Ouçam-me bem, bando de snobs, vocês que pensam saber tudo sobre arte contemporânea com as vossas referências elaboradas e as vossas análises pretensiosas. Sarah Lucas não é uma artista de salão. Não, esta mulher é uma força brutal que rasga as convenções e pulveriza as nossas certezas com a mesma indiferença com que mordia numa banana diante da objetiva de uma câmara fotográfica.
Na sua obra “Self Portrait with Fried Eggs” (1996), Lucas olha-nos com um olhar que diz “E então?” exibindo dois ovos estrelados no peito. Esta imagem icónica não é apenas uma provocação simples, é uma interrogação fundamental sobre a nossa relação com o corpo feminino no espaço social. Lucas personifica aquilo que o filósofo existencialista Jean-Paul Sartre chamava de “ser-para-outro”, essa consciência aguda de ser perpetuamente o objeto do olhar dos outros [1]. Mas ao invés de se submeter a esse olhar, ela o volta contra nós com uma intensidade glaciante, transformando o espetador num voyeur consciente da sua própria participação no jogo da objetificação.
As obras de Lucas navegam num oceano de referências visuais oriundas da cultura popular britânica. As suas esculturas “Bunny” (1997), esses corpos sem cabeça feitos de collants acolchoados e drapeados em cadeiras, não são meras paródias da disponibilidade sexual. Elas evocam antes aquilo que Georges Bataille descreveu como “o informe”, essa capacidade da arte de desclassificar, de borrar as categorias estabelecidas para criar um mal-estar produtivo [2]. O informe em Lucas desestabiliza as nossas perceções e expectativas, obrigando-nos a reconsiderar as nossas noções pré-concebidas sobre género, sexualidade e poder.
Veja-se “Au Naturel” (1994), essa instalação onde um colchão afundado acolhe um par de melões e um balde de um lado (sugestão da feminilidade), e um pepino e duas laranjas do outro (evocação do masculino). Esta obra não se limita a reproduzir os órgãos genitais sob a forma de uma brincadeira visual, expõe a nossa tendência coletiva de reduzir o humano às suas partes, ao mesmo tempo que ilumina o absurdo fundamental dessa redução. É como se Lucas dissesse: “Isto é o que vêem quando olham para um homem e uma mulher? A sério?”
=-=-=
[Complete o seguinte]:
A - Segundo o texto sobre Sarah Lucas, em que ano foi realizada a obra “Au Naturel”?
B - Enumere todas as obras de Sarah Lucas referidas pelo título no texto sobre a artista.
C - Indique se cada afirmação está de acordo com o texto sobre Sarah Lucas: (i) as esculturas “Bunny” são feitas de collants acolchoados; (ii) o conceito de “o informe” é atribuído a Jean-Paul Sartre; (iii) em “Au Naturel”, o pepino evoca a feminilidade.
Responda apenas com base no texto da página.

[Entradas de dados]:
=-=-=
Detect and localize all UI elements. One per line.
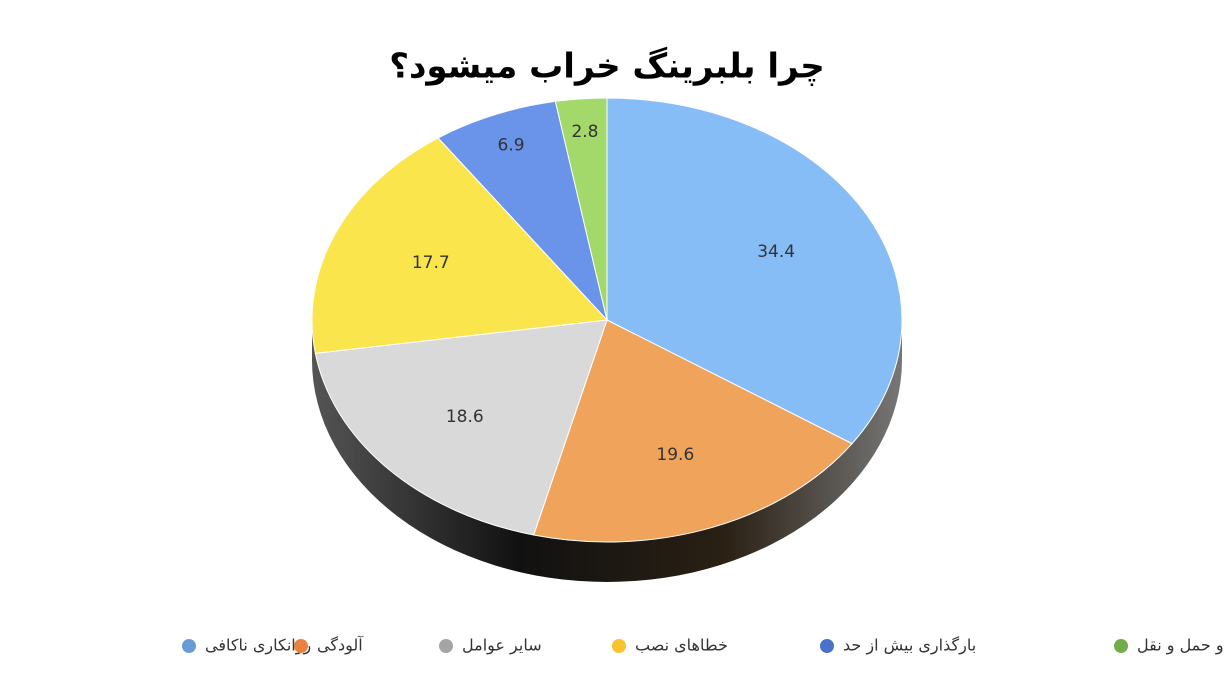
legend-label: روانکاری ناکافی bbox=[205, 636, 311, 656]
pie-side bbox=[312, 320, 902, 582]
legend-label: خطاهای نصب bbox=[635, 636, 728, 655]
pie-slice bbox=[606, 97, 903, 445]
pie-slice bbox=[554, 97, 608, 321]
pie-slice bbox=[532, 319, 853, 543]
legend-swatch bbox=[820, 639, 834, 653]
legend-label: خطاهای انبارداری و حمل و نقل bbox=[1137, 636, 1228, 656]
data-label: 6.9 bbox=[498, 136, 525, 156]
legend-label: بارگذاری بیش از حد bbox=[843, 636, 976, 656]
pie-slice bbox=[311, 137, 609, 354]
chart-title: چرا بلبرینگ خراب میشود؟ bbox=[389, 47, 824, 87]
pie-slice bbox=[437, 100, 608, 322]
data-label: 17.7 bbox=[412, 253, 450, 273]
legend-swatch bbox=[1114, 639, 1128, 653]
legend-swatch bbox=[182, 639, 196, 653]
pie-slice bbox=[314, 319, 608, 536]
legend-swatch bbox=[294, 639, 308, 653]
legend-label: آلودگی bbox=[317, 636, 364, 656]
data-label: 19.6 bbox=[656, 445, 694, 465]
data-label: 2.8 bbox=[571, 122, 598, 142]
legend-label: سایر عوامل bbox=[462, 636, 542, 656]
data-label: 18.6 bbox=[446, 407, 484, 427]
data-label: 34.4 bbox=[757, 242, 795, 262]
legend-swatch bbox=[439, 639, 453, 653]
legend-swatch bbox=[612, 639, 626, 653]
=-=-=
[Respostas por tarefa]:
A - Em 1994.

B - “Self Portrait with Fried Eggs” (1996), “Bunny” (1997) e “Au Naturel” (1994).

C -
(i) Sim: «corpos sem cabeça feitos de collants acolchoados e drapeados em cadeiras».
(ii) Não: «aquilo que Georges Bataille descreveu como “o informe”».
(iii) Não: «um pepino e duas laranjas do outro (evocação do masculino)».